Task statement:
Transcribe the entries that follow exactly as they appear, minus pictures.

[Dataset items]
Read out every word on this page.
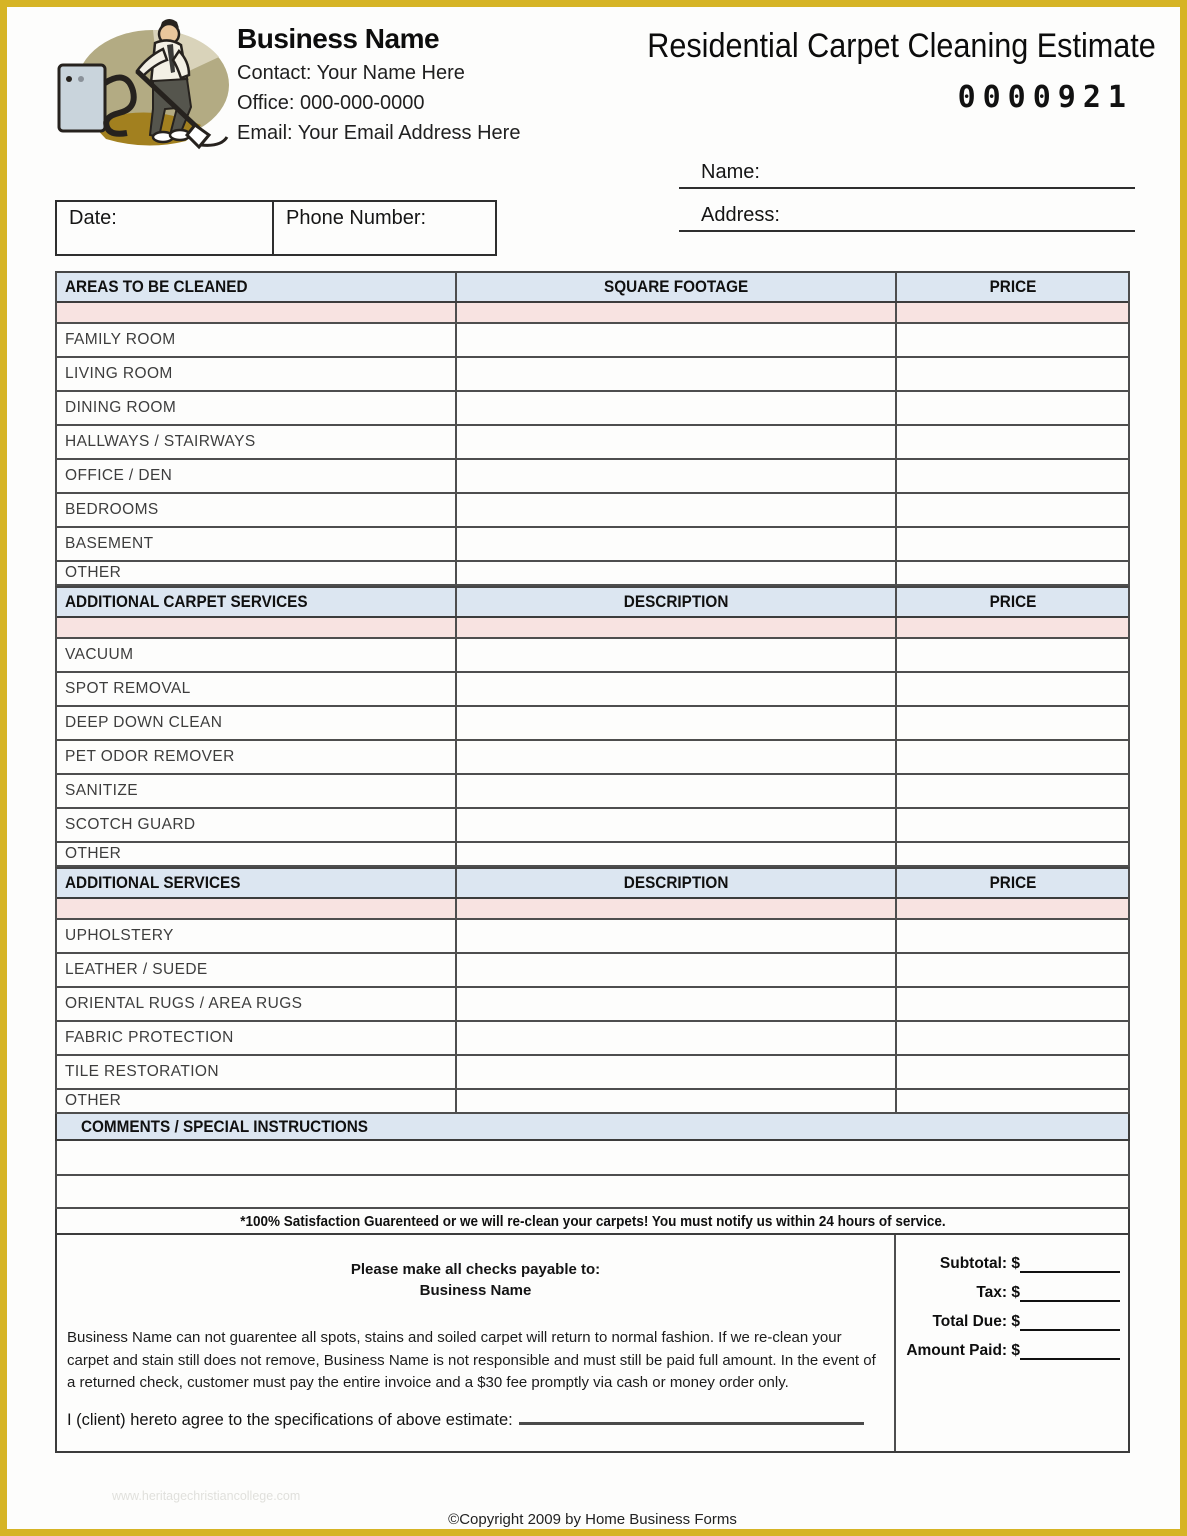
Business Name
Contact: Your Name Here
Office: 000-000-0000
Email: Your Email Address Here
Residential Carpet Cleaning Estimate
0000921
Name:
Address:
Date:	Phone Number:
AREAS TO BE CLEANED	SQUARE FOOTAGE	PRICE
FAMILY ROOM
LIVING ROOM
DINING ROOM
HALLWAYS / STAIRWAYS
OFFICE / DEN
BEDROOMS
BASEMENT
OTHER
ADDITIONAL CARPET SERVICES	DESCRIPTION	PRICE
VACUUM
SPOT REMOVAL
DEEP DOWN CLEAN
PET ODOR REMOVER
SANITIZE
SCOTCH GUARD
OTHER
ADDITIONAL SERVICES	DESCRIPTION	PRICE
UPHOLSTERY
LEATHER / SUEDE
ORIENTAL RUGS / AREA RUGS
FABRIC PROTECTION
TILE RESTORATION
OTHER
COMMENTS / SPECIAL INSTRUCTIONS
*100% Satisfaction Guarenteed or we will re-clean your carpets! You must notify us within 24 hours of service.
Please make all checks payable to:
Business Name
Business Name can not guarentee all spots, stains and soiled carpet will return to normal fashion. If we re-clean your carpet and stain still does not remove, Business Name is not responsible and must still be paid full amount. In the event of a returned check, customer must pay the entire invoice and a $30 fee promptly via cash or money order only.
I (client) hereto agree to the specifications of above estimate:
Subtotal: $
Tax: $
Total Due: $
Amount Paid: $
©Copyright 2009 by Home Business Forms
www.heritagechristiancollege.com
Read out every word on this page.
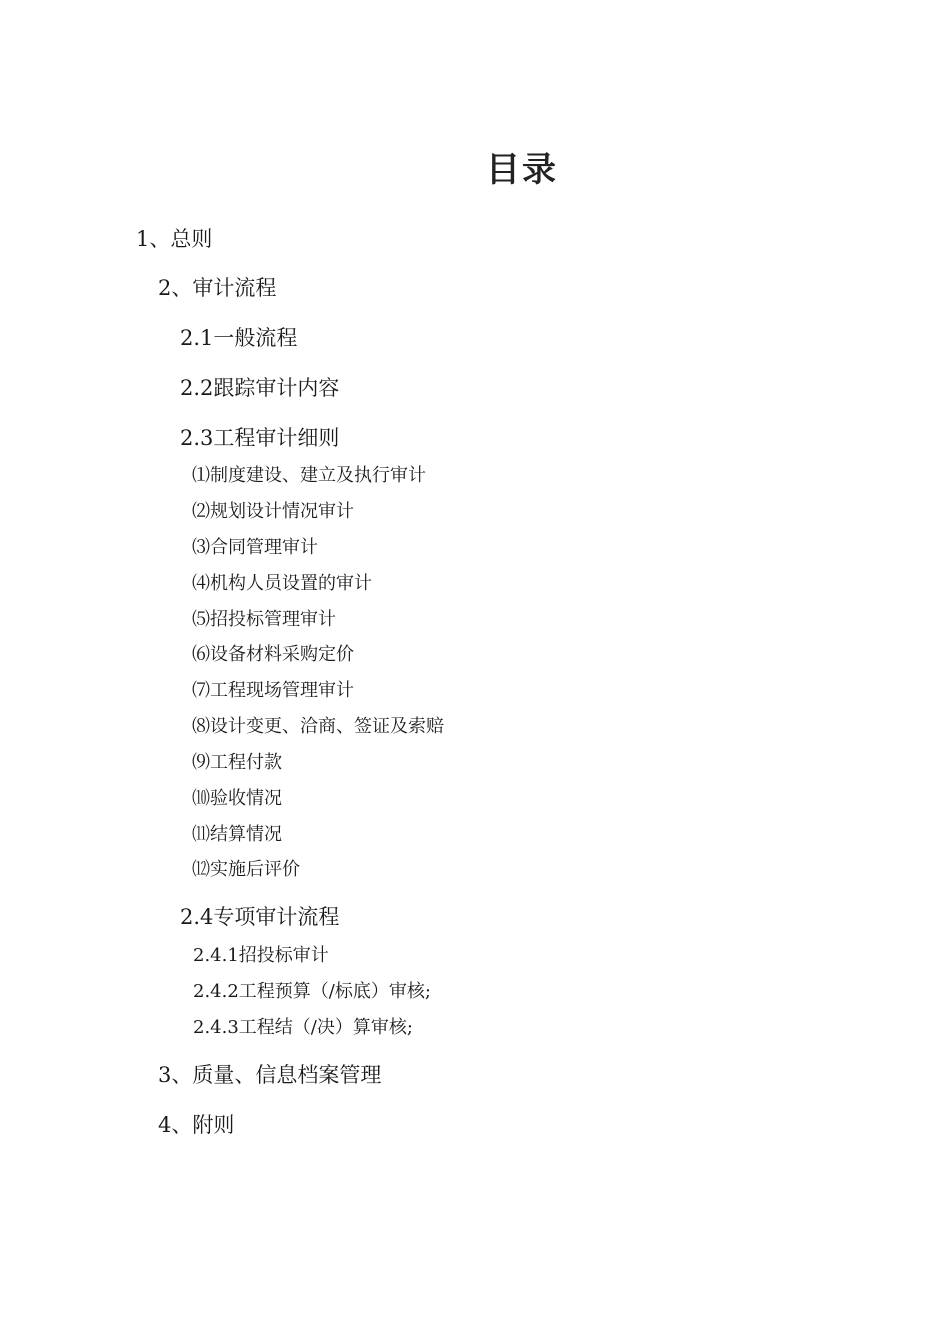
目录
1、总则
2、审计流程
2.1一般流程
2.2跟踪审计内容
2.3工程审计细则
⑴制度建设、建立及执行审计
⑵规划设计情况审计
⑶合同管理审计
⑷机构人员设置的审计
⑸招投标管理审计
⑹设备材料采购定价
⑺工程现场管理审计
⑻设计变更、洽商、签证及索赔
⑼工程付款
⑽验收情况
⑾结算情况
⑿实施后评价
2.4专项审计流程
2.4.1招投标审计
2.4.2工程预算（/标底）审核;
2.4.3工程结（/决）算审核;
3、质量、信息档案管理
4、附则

Solution:
Read out every word on this page.
Business Name
Contact: Your Name Here
Office: 000-000-0000
Email: Your Email Address Here
Residential Carpet Cleaning Estimate
0000921
Name:
Address:
Date:	Phone Number:
AREAS TO BE CLEANED	SQUARE FOOTAGE	PRICE
FAMILY ROOM
LIVING ROOM
DINING ROOM
HALLWAYS / STAIRWAYS
OFFICE / DEN
BEDROOMS
BASEMENT
OTHER
ADDITIONAL CARPET SERVICES	DESCRIPTION	PRICE
VACUUM
SPOT REMOVAL
DEEP DOWN CLEAN
PET ODOR REMOVER
SANITIZE
SCOTCH GUARD
OTHER
ADDITIONAL SERVICES	DESCRIPTION	PRICE
UPHOLSTERY
LEATHER / SUEDE
ORIENTAL RUGS / AREA RUGS
FABRIC PROTECTION
TILE RESTORATION
OTHER
COMMENTS / SPECIAL INSTRUCTIONS
*100% Satisfaction Guarenteed or we will re-clean your carpets! You must notify us within 24 hours of service.
Please make all checks payable to:
Business Name
Business Name can not guarentee all spots, stains and soiled carpet will return to normal fashion. If we re-clean your carpet and stain still does not remove, Business Name is not responsible and must still be paid full amount. In the event of a returned check, customer must pay the entire invoice and a $30 fee promptly via cash or money order only.
I (client) hereto agree to the specifications of above estimate:
Subtotal: $
Tax: $
Total Due: $
Amount Paid: $
©Copyright 2009 by Home Business Forms
www.heritagechristiancollege.com
Read out every word on this page.
目录
1、总则
2、审计流程
2.1一般流程
2.2跟踪审计内容
2.3工程审计细则
⑴制度建设、建立及执行审计
⑵规划设计情况审计
⑶合同管理审计
⑷机构人员设置的审计
⑸招投标管理审计
⑹设备材料采购定价
⑺工程现场管理审计
⑻设计变更、洽商、签证及索赔
⑼工程付款
⑽验收情况
⑾结算情况
⑿实施后评价
2.4专项审计流程
2.4.1招投标审计
2.4.2工程预算（/标底）审核;
2.4.3工程结（/决）算审核;
3、质量、信息档案管理
4、附则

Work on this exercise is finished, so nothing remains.